Data shown →
※ ※ ※
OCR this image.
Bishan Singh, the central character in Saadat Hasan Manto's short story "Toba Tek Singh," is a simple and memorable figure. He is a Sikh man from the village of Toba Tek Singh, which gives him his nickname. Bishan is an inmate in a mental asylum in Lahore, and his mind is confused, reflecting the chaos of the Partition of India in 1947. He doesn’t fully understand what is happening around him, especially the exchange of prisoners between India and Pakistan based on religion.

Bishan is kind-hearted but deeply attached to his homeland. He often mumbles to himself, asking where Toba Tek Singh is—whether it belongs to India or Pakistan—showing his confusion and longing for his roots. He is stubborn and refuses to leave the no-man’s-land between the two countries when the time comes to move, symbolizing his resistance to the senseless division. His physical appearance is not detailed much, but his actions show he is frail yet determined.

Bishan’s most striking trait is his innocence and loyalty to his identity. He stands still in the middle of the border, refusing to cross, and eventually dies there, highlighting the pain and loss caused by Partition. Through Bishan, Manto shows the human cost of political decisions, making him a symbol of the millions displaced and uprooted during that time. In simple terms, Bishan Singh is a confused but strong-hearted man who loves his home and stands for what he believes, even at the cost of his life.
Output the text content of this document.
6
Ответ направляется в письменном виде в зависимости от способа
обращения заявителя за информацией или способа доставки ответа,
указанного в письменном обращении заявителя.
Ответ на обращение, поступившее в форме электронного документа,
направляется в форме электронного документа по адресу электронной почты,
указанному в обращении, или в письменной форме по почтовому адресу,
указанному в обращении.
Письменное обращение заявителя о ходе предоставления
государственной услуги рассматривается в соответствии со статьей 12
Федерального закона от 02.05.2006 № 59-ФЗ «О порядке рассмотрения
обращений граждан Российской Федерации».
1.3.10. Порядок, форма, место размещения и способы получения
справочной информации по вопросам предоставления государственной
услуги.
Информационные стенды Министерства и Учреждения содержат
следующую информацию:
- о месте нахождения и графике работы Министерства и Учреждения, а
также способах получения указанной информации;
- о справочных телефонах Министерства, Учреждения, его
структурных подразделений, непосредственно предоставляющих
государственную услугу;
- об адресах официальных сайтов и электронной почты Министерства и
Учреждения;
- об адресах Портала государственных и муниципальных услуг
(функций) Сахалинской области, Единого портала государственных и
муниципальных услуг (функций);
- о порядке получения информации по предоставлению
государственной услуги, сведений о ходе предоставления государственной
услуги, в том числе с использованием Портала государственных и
※ ※ ※
Reproduce all data above, unchanged.

OCR this image.
Bishan Singh, the central character in Saadat Hasan Manto's short story "Toba Tek Singh," is a simple and memorable figure. He is a Sikh man from the village of Toba Tek Singh, which gives him his nickname. Bishan is an inmate in a mental asylum in Lahore, and his mind is confused, reflecting the chaos of the Partition of India in 1947. He doesn’t fully understand what is happening around him, especially the exchange of prisoners between India and Pakistan based on religion.

Bishan is kind-hearted but deeply attached to his homeland. He often mumbles to himself, asking where Toba Tek Singh is—whether it belongs to India or Pakistan—showing his confusion and longing for his roots. He is stubborn and refuses to leave the no-man’s-land between the two countries when the time comes to move, symbolizing his resistance to the senseless division. His physical appearance is not detailed much, but his actions show he is frail yet determined.

Bishan’s most striking trait is his innocence and loyalty to his identity. He stands still in the middle of the border, refusing to cross, and eventually dies there, highlighting the pain and loss caused by Partition. Through Bishan, Manto shows the human cost of political decisions, making him a symbol of the millions displaced and uprooted during that time. In simple terms, Bishan Singh is a confused but strong-hearted man who loves his home and stands for what he believes, even at the cost of his life.
Output the text content of this document.
6
Ответ направляется в письменном виде в зависимости от способа
обращения заявителя за информацией или способа доставки ответа,
указанного в письменном обращении заявителя.
Ответ на обращение, поступившее в форме электронного документа,
направляется в форме электронного документа по адресу электронной почты,
указанному в обращении, или в письменной форме по почтовому адресу,
указанному в обращении.
Письменное обращение заявителя о ходе предоставления
государственной услуги рассматривается в соответствии со статьей 12
Федерального закона от 02.05.2006 № 59-ФЗ «О порядке рассмотрения
обращений граждан Российской Федерации».
1.3.10. Порядок, форма, место размещения и способы получения
справочной информации по вопросам предоставления государственной
услуги.
Информационные стенды Министерства и Учреждения содержат
следующую информацию:
- о месте нахождения и графике работы Министерства и Учреждения, а
также способах получения указанной информации;
- о справочных телефонах Министерства, Учреждения, его
структурных подразделений, непосредственно предоставляющих
государственную услугу;
- об адресах официальных сайтов и электронной почты Министерства и
Учреждения;
- об адресах Портала государственных и муниципальных услуг
(функций) Сахалинской области, Единого портала государственных и
муниципальных услуг (функций);
- о порядке получения информации по предоставлению
государственной услуги, сведений о ходе предоставления государственной
услуги, в том числе с использованием Портала государственных и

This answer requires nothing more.